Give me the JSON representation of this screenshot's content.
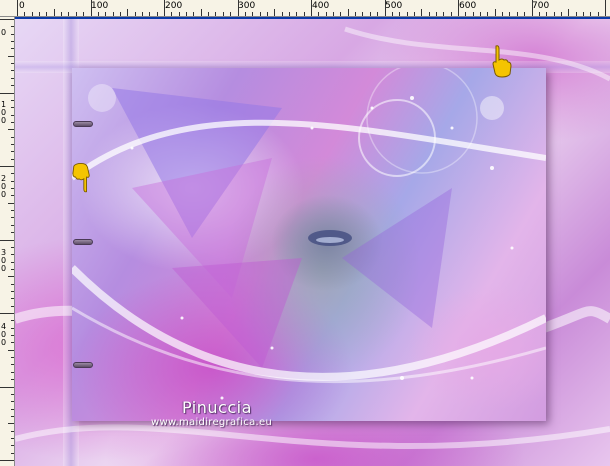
{
  "ruler_top": {
    "labels": [
      "0",
      "100",
      "200",
      "300",
      "400",
      "500",
      "600",
      "700"
    ]
  },
  "ruler_left": {
    "labels": [
      "0",
      "100",
      "200",
      "300",
      "400"
    ]
  },
  "signature": {
    "name": "Pinuccia",
    "site": "www.maidiregrafica.eu"
  },
  "colors": {
    "guide_line": "#0a3aa8",
    "ruler_bg": "#f7f3e6",
    "pointer_hand": "#f5c400"
  },
  "icons": {
    "pointer_top": "pointing-hand-icon",
    "pointer_left": "pointing-hand-icon"
  }
}
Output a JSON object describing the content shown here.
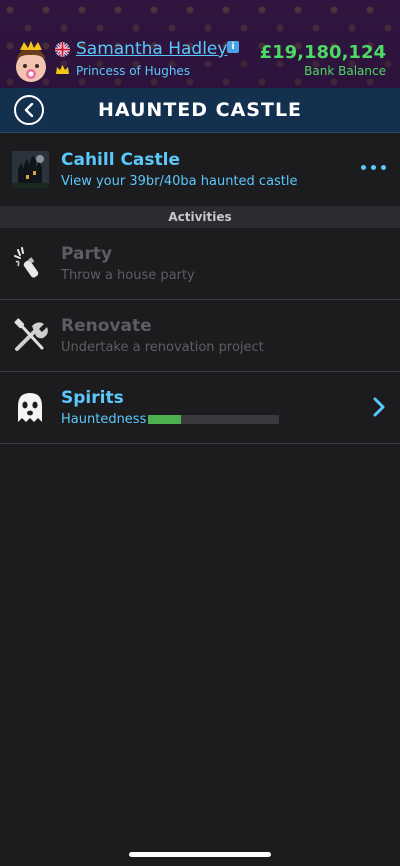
{
  "header": {
    "name": "Samantha Hadley",
    "title": "Princess of Hughes",
    "balance": "£19,180,124",
    "balance_label": "Bank Balance"
  },
  "nav": {
    "title": "HAUNTED CASTLE"
  },
  "property": {
    "title": "Cahill Castle",
    "subtitle": "View your 39br/40ba haunted castle"
  },
  "section": {
    "label": "Activities"
  },
  "activities": [
    {
      "title": "Party",
      "subtitle": "Throw a house party",
      "icon": "party-popper-icon",
      "enabled": false
    },
    {
      "title": "Renovate",
      "subtitle": "Undertake a renovation project",
      "icon": "tools-icon",
      "enabled": false
    },
    {
      "title": "Spirits",
      "subtitle": "Hauntedness",
      "icon": "ghost-icon",
      "enabled": true,
      "meter_fraction": 0.25
    }
  ],
  "colors": {
    "accent": "#5ac8fa",
    "money": "#4cd964",
    "meter": "#4caf50"
  }
}
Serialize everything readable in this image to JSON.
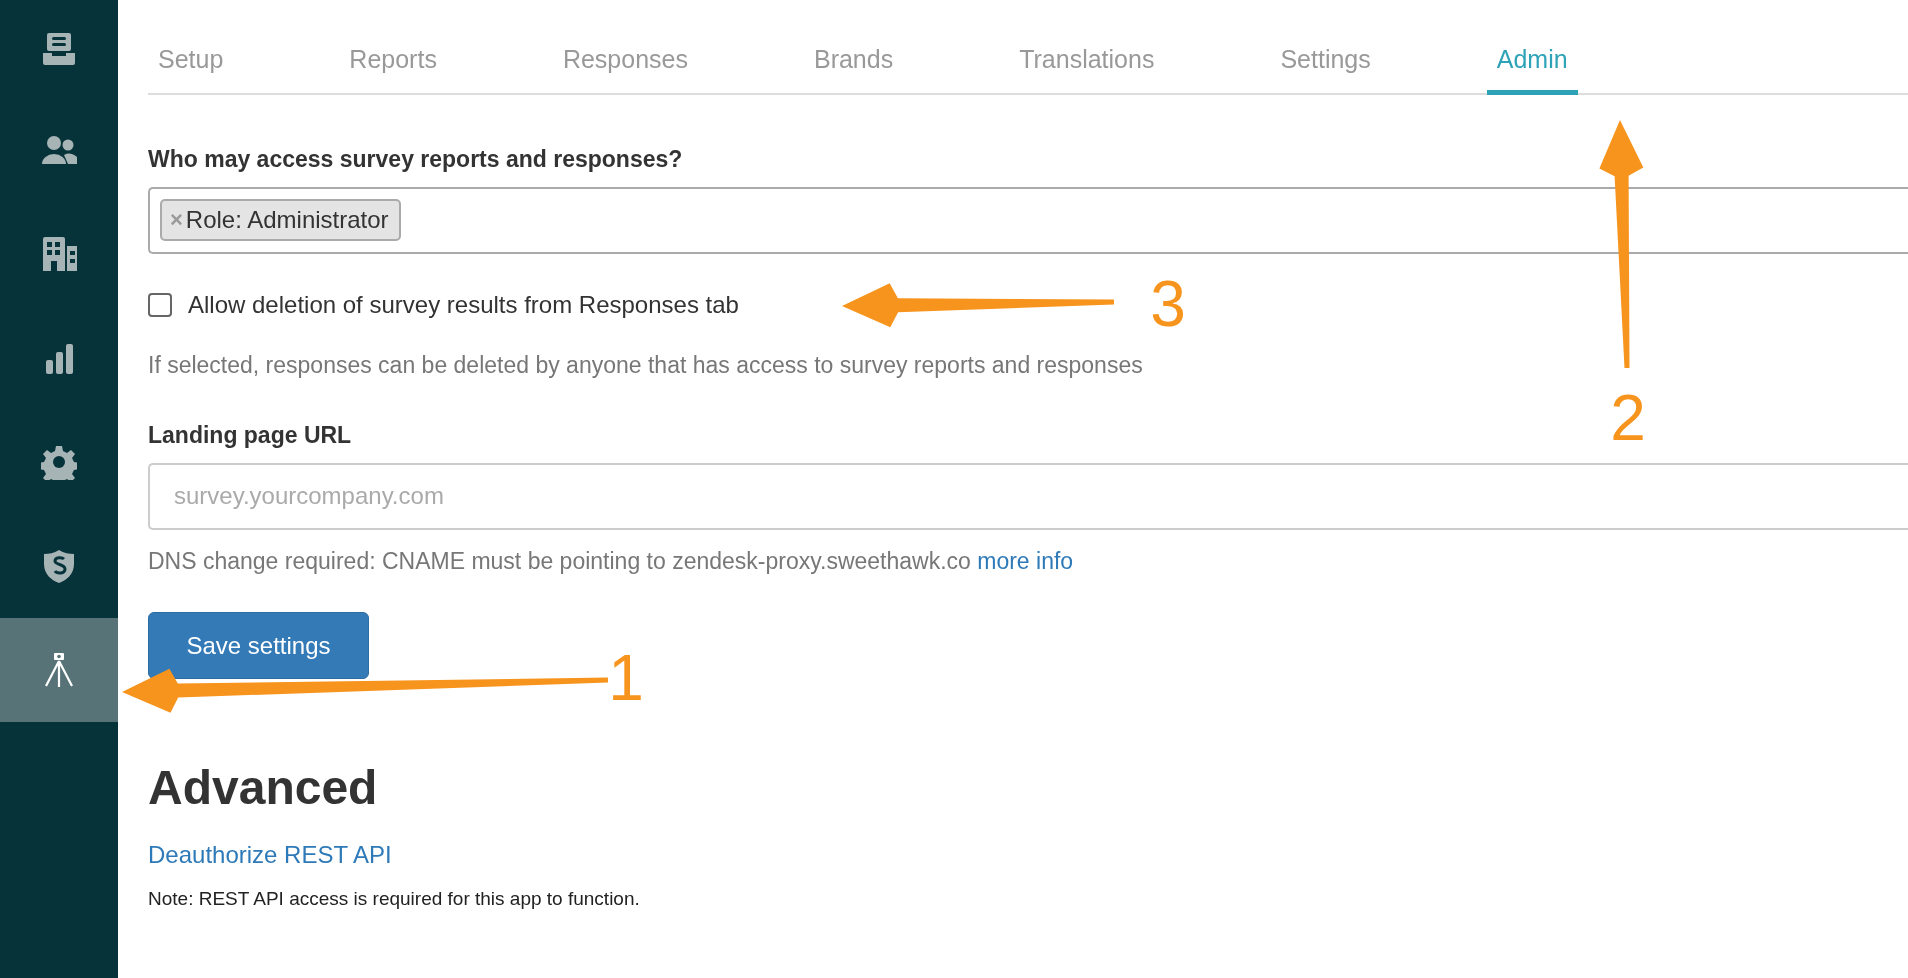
{
  "sidebar": {
    "items": [
      {
        "selected": false
      },
      {
        "selected": false
      },
      {
        "selected": false
      },
      {
        "selected": false
      },
      {
        "selected": false
      },
      {
        "selected": false
      },
      {
        "selected": true
      }
    ]
  },
  "tabs": [
    {
      "label": "Setup",
      "selected": false
    },
    {
      "label": "Reports",
      "selected": false
    },
    {
      "label": "Responses",
      "selected": false
    },
    {
      "label": "Brands",
      "selected": false
    },
    {
      "label": "Translations",
      "selected": false
    },
    {
      "label": "Settings",
      "selected": false
    },
    {
      "label": "Admin",
      "selected": true
    }
  ],
  "access": {
    "label": "Who may access survey reports and responses?",
    "tags": [
      {
        "remove": "×",
        "label": "Role: Administrator"
      }
    ]
  },
  "allow_deletion": {
    "label": "Allow deletion of survey results from Responses tab",
    "checked": false,
    "help": "If selected, responses can be deleted by anyone that has access to survey reports and responses"
  },
  "landing_page": {
    "label": "Landing page URL",
    "placeholder": "survey.yourcompany.com",
    "help": "DNS change required: CNAME must be pointing to zendesk-proxy.sweethawk.co",
    "help_link": "more info"
  },
  "save_button": "Save settings",
  "advanced": {
    "heading": "Advanced",
    "link": "Deauthorize REST API",
    "note": "Note: REST API access is required for this app to function."
  },
  "annotations": [
    {
      "number": "1"
    },
    {
      "number": "2"
    },
    {
      "number": "3"
    }
  ]
}
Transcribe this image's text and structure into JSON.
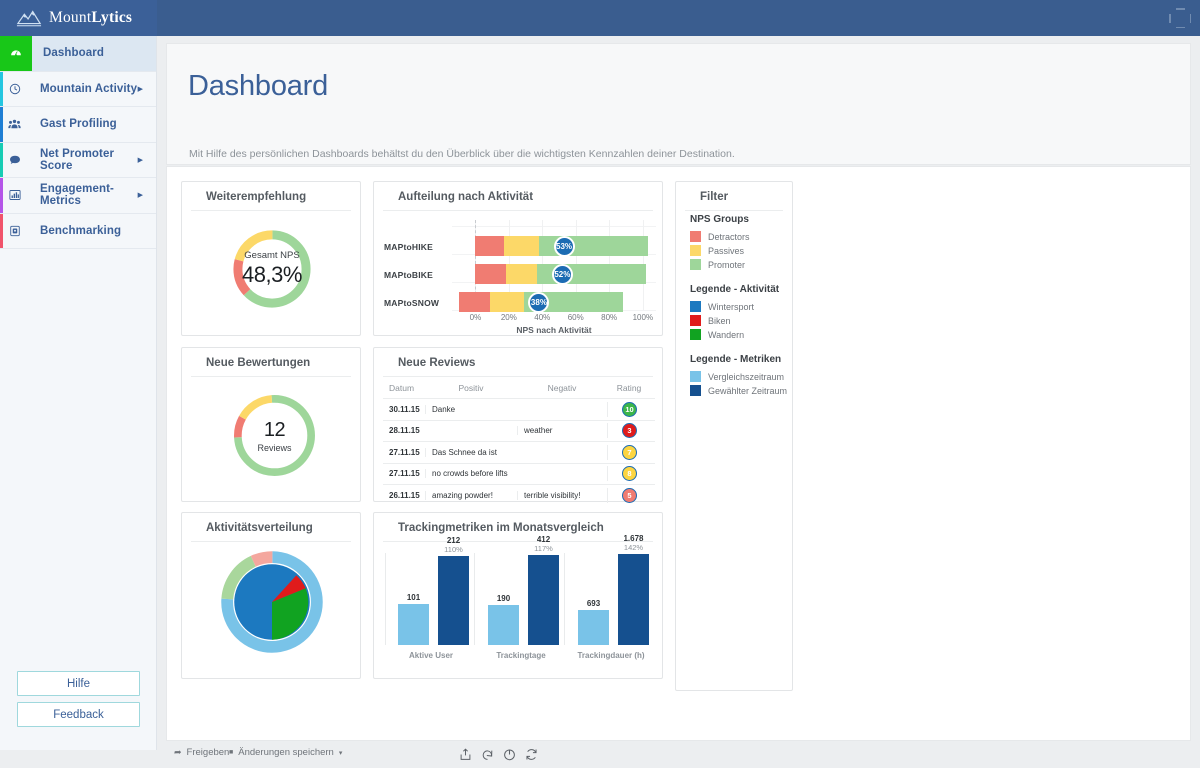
{
  "app": {
    "brand_light": "Mount",
    "brand_bold": "Lytics",
    "topbar_color": "#3a5d8f"
  },
  "sidebar": {
    "items": [
      {
        "label": "Dashboard",
        "icon": "gauge-icon",
        "accent": "#18c718",
        "active": true,
        "caret": false
      },
      {
        "label": "Mountain Activity",
        "icon": "clock-icon",
        "accent": "#24c6e0",
        "active": false,
        "caret": true
      },
      {
        "label": "Gast Profiling",
        "icon": "users-icon",
        "accent": "#1f7fd4",
        "active": false,
        "caret": false
      },
      {
        "label": "Net Promoter Score",
        "icon": "comment-icon",
        "accent": "#17ccb4",
        "active": false,
        "caret": true
      },
      {
        "label": "Engagement-Metrics",
        "icon": "bar-chart-icon",
        "accent": "#b455e8",
        "active": false,
        "caret": true
      },
      {
        "label": "Benchmarking",
        "icon": "shield-icon",
        "accent": "#f0536b",
        "active": false,
        "caret": false
      }
    ],
    "help_label": "Hilfe",
    "feedback_label": "Feedback"
  },
  "header": {
    "title": "Dashboard",
    "subtitle": "Mit Hilfe des persönlichen Dashboards behältst du den Überblick über die wichtigsten Kennzahlen deiner Destination."
  },
  "cards": {
    "recommendation": {
      "title": "Weiterempfehlung",
      "caption": "Gesamt NPS",
      "value": "48,3%"
    },
    "new_ratings": {
      "title": "Neue Bewertungen",
      "value": "12",
      "sub": "Reviews"
    },
    "activity_split": {
      "title": "Aktivitätsverteilung"
    },
    "nps_by_activity": {
      "title": "Aufteilung nach Aktivität"
    },
    "new_reviews": {
      "title": "Neue Reviews"
    },
    "tracking": {
      "title": "Trackingmetriken im Monatsvergleich"
    },
    "filter": {
      "title": "Filter"
    }
  },
  "filter": {
    "groups": [
      {
        "heading": "NPS Groups",
        "entries": [
          {
            "label": "Detractors",
            "color": "#f07c72"
          },
          {
            "label": "Passives",
            "color": "#fcd868"
          },
          {
            "label": "Promoter",
            "color": "#9ed69a"
          }
        ]
      },
      {
        "heading": "Legende - Aktivität",
        "entries": [
          {
            "label": "Wintersport",
            "color": "#1c79c0"
          },
          {
            "label": "Biken",
            "color": "#e01b1b"
          },
          {
            "label": "Wandern",
            "color": "#11a321"
          }
        ]
      },
      {
        "heading": "Legende - Metriken",
        "entries": [
          {
            "label": "Vergleichszeitraum",
            "color": "#79c3e8"
          },
          {
            "label": "Gewählter Zeitraum",
            "color": "#15508f"
          }
        ]
      }
    ]
  },
  "reviews": {
    "columns": [
      "Datum",
      "Positiv",
      "Negativ",
      "Rating"
    ],
    "rows": [
      {
        "date": "30.11.15",
        "positive": "Danke",
        "negative": "",
        "rating": "10",
        "rating_color": "#3cb54a"
      },
      {
        "date": "28.11.15",
        "positive": "",
        "negative": "weather",
        "rating": "3",
        "rating_color": "#e01b1b"
      },
      {
        "date": "27.11.15",
        "positive": "Das Schnee da ist",
        "negative": "",
        "rating": "7",
        "rating_color": "#fcd541"
      },
      {
        "date": "27.11.15",
        "positive": "no crowds before lifts",
        "negative": "",
        "rating": "8",
        "rating_color": "#fcd541"
      },
      {
        "date": "26.11.15",
        "positive": "amazing powder!",
        "negative": "terrible visibility!",
        "rating": "5",
        "rating_color": "#f07c72"
      }
    ]
  },
  "toolbar": {
    "share_label": "Freigeben",
    "save_label": "Änderungen speichern",
    "save_caret": "▾",
    "icons": [
      "export-icon",
      "undo-icon",
      "power-icon",
      "refresh-icon"
    ]
  },
  "chart_data": [
    {
      "type": "pie",
      "name": "recommendation-donut",
      "title": "Weiterempfehlung",
      "center_label": "Gesamt NPS",
      "center_value": "48,3%",
      "categories": [
        "Promoter",
        "Detractors",
        "Passives"
      ],
      "values": [
        63,
        16,
        21
      ],
      "colors": [
        "#9ed69a",
        "#f07c72",
        "#fcd868"
      ],
      "donut": true,
      "legend": "none"
    },
    {
      "type": "pie",
      "name": "new-ratings-donut",
      "title": "Neue Bewertungen",
      "center_value": "12",
      "center_sub": "Reviews",
      "categories": [
        "Promoter",
        "Detractors",
        "Passives"
      ],
      "values": [
        75,
        9,
        16
      ],
      "colors": [
        "#9ed69a",
        "#f07c72",
        "#fcd868"
      ],
      "donut": true,
      "legend": "none"
    },
    {
      "type": "pie",
      "name": "activity-distribution-pie",
      "title": "Aktivitätsverteilung",
      "rings": [
        {
          "name": "Gewählter Zeitraum",
          "categories": [
            "Wintersport",
            "Wandern",
            "Biken"
          ],
          "values": [
            74,
            18,
            8
          ],
          "colors": [
            "#1c79c0",
            "#11a321",
            "#e01b1b"
          ]
        },
        {
          "name": "Vergleichszeitraum",
          "categories": [
            "Wintersport",
            "Wandern",
            "Biken"
          ],
          "values": [
            76,
            17,
            7
          ],
          "colors": [
            "#79c3e8",
            "#a9d79c",
            "#f4a79e"
          ]
        }
      ],
      "legend": "sidebar"
    },
    {
      "type": "bar",
      "name": "nps-by-activity",
      "title": "Aufteilung nach Aktivität",
      "orientation": "horizontal",
      "stacked": true,
      "categories": [
        "MAPtoHIKE",
        "MAPtoBIKE",
        "MAPtoSNOW"
      ],
      "series": [
        {
          "name": "Detractors",
          "color": "#f07c72",
          "starts": [
            0,
            0,
            -10
          ],
          "ends": [
            17,
            18,
            9
          ]
        },
        {
          "name": "Passives",
          "color": "#fcd868",
          "starts": [
            17,
            18,
            9
          ],
          "ends": [
            38,
            37,
            29
          ]
        },
        {
          "name": "Promoter",
          "color": "#9ed69a",
          "starts": [
            38,
            37,
            29
          ],
          "ends": [
            103,
            102,
            88
          ]
        }
      ],
      "badges": [
        "53%",
        "52%",
        "38%"
      ],
      "badge_x": [
        53,
        52,
        38
      ],
      "xlabel": "NPS nach Aktivität",
      "xticks": [
        "0%",
        "20%",
        "40%",
        "60%",
        "80%",
        "100%"
      ],
      "xtick_values": [
        0,
        20,
        40,
        60,
        80,
        100
      ],
      "xlim": [
        -14,
        108
      ],
      "grid": true
    },
    {
      "type": "bar",
      "name": "tracking-metrics",
      "title": "Trackingmetriken im Monatsvergleich",
      "categories": [
        "Aktive User",
        "Trackingtage",
        "Trackingdauer (h)"
      ],
      "series": [
        {
          "name": "Vergleichszeitraum",
          "color": "#79c3e8",
          "values": [
            101,
            190,
            693
          ],
          "labels": [
            "101",
            "190",
            "693"
          ],
          "heights": [
            45,
            43,
            38
          ]
        },
        {
          "name": "Gewählter Zeitraum",
          "color": "#15508f",
          "values": [
            212,
            412,
            1678
          ],
          "labels": [
            "212",
            "412",
            "1.678"
          ],
          "pct": [
            "110%",
            "117%",
            "142%"
          ],
          "heights": [
            97,
            98,
            99
          ]
        }
      ],
      "ylabel": "",
      "grid": false,
      "legend": "sidebar"
    }
  ]
}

_Exercise_.
From the entries above, select each line containing the string "image".

_Finished answer_.
Serialize everything readable in this image to JSON.
Transcribe this image's text and structure into JSON.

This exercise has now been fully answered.